● **What you will do**:
All lines holding the string "name" are to be shown.

● **Rows from a dataset**:
·····

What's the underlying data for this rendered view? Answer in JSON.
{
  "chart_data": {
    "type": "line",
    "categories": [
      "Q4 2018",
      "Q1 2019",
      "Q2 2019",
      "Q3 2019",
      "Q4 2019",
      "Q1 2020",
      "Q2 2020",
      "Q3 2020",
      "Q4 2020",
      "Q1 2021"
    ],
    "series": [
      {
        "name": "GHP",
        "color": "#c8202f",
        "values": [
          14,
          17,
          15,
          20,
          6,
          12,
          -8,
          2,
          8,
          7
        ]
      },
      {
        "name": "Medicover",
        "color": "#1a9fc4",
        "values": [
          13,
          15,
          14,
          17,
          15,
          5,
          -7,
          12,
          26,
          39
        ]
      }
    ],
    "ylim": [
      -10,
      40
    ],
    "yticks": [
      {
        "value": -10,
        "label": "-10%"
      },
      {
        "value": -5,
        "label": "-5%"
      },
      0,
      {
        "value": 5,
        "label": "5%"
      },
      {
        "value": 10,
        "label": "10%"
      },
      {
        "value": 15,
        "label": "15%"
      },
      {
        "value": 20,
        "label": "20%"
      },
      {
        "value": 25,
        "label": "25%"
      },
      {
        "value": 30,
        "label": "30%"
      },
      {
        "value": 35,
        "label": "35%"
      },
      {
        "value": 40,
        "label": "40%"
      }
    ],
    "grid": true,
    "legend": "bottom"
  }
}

·····

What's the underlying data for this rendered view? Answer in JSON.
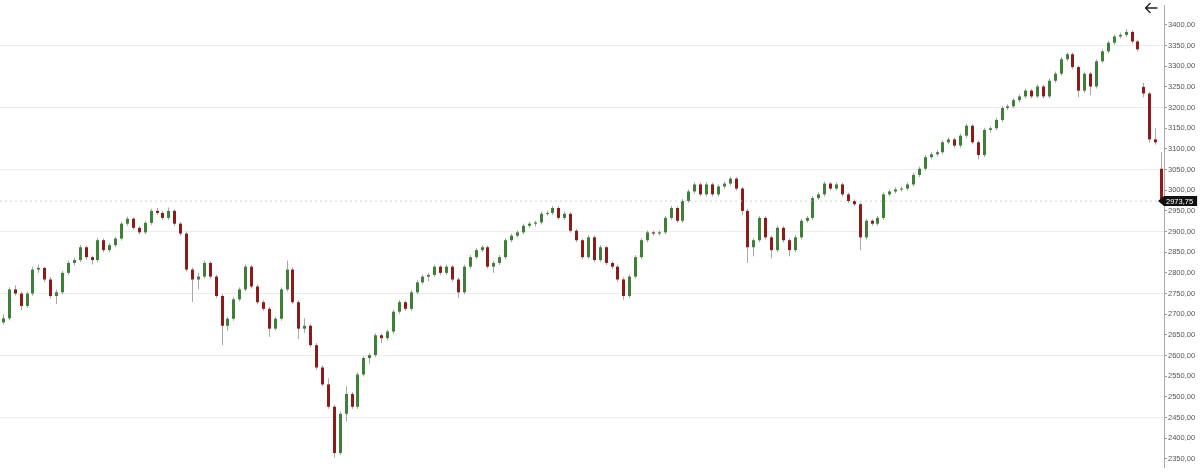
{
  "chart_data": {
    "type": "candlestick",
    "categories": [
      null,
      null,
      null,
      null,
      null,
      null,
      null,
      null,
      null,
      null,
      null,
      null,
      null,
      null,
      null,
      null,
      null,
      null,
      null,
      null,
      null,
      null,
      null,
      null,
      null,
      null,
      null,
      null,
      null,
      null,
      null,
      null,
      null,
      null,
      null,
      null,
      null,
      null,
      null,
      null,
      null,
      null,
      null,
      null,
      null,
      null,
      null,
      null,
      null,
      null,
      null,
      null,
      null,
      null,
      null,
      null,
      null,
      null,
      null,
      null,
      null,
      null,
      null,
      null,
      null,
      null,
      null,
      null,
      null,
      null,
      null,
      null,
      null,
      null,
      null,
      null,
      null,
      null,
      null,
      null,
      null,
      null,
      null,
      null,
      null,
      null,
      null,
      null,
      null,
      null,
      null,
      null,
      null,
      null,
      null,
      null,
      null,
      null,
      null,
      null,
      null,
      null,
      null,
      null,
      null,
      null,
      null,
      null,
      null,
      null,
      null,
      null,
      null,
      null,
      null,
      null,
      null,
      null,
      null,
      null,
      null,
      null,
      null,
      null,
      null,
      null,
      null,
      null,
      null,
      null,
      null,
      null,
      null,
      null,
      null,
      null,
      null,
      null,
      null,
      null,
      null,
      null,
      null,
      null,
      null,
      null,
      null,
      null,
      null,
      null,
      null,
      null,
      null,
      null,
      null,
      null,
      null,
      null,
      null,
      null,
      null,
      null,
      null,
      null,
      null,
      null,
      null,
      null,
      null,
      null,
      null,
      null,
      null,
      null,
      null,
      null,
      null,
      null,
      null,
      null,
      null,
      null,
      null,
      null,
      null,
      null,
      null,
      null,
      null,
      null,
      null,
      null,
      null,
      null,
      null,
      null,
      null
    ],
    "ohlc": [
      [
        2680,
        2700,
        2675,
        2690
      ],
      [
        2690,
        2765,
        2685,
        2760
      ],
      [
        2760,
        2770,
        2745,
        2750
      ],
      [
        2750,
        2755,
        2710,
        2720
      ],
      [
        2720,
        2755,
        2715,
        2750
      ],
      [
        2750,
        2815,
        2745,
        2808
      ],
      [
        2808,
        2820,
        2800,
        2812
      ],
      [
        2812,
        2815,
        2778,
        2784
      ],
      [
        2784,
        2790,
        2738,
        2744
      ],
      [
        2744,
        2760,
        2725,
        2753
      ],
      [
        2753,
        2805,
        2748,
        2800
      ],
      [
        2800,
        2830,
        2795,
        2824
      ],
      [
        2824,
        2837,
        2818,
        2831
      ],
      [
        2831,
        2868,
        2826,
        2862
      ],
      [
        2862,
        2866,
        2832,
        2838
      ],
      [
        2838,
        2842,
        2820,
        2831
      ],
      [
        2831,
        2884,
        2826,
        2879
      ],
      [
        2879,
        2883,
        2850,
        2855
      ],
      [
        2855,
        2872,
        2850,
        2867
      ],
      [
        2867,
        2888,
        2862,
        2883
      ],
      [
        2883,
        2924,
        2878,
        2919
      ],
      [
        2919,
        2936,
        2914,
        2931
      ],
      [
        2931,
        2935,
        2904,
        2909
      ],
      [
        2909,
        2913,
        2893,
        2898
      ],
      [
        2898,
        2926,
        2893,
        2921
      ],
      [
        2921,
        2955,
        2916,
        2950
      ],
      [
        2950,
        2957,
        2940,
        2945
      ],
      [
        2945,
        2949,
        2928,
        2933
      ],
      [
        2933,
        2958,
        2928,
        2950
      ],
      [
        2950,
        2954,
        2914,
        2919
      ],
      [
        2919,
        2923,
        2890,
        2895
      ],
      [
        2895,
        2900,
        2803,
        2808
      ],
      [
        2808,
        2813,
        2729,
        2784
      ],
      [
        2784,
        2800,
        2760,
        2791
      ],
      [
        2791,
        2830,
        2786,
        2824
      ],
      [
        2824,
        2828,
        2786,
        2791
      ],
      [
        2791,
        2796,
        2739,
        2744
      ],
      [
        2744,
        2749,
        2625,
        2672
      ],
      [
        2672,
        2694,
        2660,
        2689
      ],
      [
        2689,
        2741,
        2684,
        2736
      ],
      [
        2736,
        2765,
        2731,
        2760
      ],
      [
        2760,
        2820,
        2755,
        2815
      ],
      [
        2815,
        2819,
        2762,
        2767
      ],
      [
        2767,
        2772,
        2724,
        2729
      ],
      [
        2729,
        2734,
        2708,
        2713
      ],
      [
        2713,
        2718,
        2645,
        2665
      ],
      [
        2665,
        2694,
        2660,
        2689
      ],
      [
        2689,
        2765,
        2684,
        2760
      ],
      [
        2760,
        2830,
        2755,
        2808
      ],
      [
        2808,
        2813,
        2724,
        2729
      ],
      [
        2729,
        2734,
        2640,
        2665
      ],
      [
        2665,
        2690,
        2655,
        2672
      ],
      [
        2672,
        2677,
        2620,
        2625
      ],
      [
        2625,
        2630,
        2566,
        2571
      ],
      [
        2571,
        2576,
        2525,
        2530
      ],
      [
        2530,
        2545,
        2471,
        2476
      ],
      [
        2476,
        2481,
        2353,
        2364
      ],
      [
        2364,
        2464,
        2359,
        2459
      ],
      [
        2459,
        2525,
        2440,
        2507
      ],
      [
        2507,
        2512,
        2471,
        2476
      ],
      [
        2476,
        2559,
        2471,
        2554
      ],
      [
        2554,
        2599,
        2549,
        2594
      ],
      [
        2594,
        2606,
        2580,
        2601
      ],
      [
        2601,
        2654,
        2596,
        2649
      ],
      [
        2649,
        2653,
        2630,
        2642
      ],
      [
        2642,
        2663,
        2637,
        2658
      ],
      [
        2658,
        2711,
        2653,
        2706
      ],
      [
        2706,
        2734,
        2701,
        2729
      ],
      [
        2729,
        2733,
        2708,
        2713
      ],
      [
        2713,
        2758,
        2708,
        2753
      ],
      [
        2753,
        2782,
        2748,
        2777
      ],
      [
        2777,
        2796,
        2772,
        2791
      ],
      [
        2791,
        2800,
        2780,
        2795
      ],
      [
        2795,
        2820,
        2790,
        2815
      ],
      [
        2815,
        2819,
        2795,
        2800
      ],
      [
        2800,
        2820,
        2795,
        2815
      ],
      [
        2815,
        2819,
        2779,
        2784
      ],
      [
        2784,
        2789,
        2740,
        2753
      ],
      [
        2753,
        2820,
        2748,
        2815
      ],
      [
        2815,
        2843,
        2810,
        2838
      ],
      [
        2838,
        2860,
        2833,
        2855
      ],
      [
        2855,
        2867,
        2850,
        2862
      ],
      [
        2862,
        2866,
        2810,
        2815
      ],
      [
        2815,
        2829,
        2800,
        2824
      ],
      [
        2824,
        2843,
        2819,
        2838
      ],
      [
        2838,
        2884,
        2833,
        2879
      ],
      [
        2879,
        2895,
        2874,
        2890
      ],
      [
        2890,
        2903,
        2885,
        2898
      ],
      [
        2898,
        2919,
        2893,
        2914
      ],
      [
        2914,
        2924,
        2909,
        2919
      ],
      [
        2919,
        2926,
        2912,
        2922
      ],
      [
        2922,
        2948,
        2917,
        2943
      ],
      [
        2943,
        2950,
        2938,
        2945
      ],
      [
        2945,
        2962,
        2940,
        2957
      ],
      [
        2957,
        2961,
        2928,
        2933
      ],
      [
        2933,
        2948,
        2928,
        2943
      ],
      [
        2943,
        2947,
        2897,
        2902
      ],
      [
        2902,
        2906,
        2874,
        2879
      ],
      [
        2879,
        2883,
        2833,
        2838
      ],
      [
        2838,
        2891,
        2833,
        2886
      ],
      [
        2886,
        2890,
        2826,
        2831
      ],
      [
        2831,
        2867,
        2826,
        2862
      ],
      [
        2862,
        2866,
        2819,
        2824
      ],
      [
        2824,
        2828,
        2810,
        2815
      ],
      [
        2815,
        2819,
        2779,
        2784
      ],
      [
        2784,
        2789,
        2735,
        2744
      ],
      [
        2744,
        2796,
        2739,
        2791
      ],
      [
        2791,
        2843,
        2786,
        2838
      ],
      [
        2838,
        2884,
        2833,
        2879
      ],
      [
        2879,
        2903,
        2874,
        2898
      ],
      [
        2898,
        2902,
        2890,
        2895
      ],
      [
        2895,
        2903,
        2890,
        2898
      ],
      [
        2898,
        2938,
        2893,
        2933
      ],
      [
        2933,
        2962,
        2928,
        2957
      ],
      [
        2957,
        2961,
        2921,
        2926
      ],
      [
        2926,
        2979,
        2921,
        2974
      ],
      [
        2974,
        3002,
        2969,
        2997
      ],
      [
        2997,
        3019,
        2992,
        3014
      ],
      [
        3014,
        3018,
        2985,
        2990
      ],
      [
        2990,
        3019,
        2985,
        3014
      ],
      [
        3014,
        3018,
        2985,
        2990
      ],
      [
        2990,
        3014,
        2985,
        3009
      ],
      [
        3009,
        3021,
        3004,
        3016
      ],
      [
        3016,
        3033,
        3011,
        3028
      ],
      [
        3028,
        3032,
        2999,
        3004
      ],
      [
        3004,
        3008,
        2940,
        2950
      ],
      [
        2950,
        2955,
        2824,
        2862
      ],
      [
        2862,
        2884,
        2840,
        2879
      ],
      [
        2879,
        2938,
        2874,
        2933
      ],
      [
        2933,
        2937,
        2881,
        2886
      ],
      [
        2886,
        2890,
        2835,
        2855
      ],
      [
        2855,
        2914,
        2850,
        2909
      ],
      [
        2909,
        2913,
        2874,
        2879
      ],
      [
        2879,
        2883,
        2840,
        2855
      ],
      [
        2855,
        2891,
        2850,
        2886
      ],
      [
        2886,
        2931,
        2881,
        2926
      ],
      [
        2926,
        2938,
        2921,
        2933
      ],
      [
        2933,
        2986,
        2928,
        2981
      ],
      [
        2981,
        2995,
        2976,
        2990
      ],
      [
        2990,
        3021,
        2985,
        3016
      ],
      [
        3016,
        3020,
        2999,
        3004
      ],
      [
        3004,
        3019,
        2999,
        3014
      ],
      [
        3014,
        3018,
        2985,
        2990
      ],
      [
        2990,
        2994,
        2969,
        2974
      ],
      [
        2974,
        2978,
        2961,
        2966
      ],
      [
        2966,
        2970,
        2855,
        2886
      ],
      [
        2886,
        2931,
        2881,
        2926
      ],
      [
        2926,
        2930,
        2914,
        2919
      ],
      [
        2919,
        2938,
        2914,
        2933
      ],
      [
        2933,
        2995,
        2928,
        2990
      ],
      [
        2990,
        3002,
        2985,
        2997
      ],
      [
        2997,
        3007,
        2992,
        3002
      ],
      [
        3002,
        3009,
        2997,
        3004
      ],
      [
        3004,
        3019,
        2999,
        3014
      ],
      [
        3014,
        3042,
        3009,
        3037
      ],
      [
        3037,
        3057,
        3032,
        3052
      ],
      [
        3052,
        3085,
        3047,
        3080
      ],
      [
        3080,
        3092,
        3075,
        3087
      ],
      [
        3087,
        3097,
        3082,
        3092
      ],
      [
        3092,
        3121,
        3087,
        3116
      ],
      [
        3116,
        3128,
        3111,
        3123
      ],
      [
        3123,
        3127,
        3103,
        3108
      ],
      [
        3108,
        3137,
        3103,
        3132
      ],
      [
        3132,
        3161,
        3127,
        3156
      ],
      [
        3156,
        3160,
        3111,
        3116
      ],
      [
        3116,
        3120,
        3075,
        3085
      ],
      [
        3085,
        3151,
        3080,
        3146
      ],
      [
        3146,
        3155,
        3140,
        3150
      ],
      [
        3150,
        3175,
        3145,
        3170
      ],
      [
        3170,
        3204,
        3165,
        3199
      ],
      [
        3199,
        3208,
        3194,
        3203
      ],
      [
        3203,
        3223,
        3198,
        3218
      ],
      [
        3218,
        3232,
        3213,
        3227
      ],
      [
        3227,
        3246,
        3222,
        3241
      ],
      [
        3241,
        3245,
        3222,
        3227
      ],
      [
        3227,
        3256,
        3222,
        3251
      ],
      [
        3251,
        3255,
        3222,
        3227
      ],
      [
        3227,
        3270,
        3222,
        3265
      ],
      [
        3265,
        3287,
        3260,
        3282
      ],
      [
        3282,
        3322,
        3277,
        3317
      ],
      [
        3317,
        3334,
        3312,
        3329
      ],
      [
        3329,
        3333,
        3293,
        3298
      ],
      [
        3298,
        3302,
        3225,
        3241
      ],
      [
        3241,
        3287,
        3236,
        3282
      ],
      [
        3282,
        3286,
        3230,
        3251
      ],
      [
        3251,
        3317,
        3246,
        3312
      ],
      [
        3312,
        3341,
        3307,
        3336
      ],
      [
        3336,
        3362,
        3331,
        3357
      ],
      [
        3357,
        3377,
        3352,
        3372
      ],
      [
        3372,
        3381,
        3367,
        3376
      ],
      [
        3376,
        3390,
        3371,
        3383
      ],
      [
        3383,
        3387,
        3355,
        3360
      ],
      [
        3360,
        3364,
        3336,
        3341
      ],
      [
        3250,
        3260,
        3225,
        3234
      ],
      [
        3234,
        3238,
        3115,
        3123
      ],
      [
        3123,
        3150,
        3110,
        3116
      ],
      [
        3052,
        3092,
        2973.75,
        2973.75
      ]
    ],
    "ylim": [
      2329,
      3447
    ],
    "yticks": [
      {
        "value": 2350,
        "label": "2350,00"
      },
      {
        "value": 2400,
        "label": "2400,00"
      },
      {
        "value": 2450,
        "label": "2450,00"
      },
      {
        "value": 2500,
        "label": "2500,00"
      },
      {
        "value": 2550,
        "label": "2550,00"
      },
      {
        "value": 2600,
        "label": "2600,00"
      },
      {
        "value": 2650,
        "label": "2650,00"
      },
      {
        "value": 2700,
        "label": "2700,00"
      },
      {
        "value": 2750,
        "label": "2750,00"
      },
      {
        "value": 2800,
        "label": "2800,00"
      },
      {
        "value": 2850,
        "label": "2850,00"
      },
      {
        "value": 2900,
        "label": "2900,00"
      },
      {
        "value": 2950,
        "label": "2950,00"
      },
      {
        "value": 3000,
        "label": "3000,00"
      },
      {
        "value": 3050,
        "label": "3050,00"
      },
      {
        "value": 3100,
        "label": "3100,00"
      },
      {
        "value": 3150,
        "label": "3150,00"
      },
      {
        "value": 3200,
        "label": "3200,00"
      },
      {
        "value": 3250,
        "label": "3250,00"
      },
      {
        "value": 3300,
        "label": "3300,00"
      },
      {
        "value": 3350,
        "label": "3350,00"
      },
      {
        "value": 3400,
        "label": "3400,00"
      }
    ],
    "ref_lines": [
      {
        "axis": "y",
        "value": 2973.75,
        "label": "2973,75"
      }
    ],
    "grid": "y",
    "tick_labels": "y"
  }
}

·····

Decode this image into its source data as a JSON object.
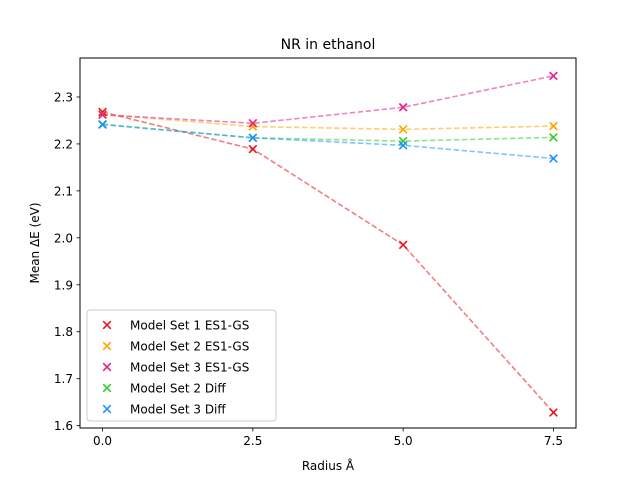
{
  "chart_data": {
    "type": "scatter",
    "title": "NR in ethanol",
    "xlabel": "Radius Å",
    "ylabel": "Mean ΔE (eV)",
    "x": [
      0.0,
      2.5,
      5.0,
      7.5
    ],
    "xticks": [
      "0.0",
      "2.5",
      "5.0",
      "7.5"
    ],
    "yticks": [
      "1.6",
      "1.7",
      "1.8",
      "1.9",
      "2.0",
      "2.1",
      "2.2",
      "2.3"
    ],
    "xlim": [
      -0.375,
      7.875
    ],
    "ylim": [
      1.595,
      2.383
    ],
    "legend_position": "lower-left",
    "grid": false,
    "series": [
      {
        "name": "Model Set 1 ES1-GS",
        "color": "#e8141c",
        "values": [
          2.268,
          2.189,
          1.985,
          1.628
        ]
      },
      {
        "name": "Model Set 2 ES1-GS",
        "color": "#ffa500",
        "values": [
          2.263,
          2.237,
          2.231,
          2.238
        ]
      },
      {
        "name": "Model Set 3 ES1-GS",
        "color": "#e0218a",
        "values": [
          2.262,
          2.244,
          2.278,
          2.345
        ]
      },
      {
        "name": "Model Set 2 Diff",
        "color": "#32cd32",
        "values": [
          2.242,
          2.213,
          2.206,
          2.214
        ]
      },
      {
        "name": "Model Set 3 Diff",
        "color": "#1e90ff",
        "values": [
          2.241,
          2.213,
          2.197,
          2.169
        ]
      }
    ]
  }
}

·····

● **Result for this task**:
        "name": "GHP",
        "name": "Medicover",
        "name": "Model Set 1 ES1-GS",
        "name": "Model Set 2 ES1-GS",
        "name": "Model Set 3 ES1-GS",
        "name": "Model Set 2 Diff",
        "name": "Model Set 3 Diff",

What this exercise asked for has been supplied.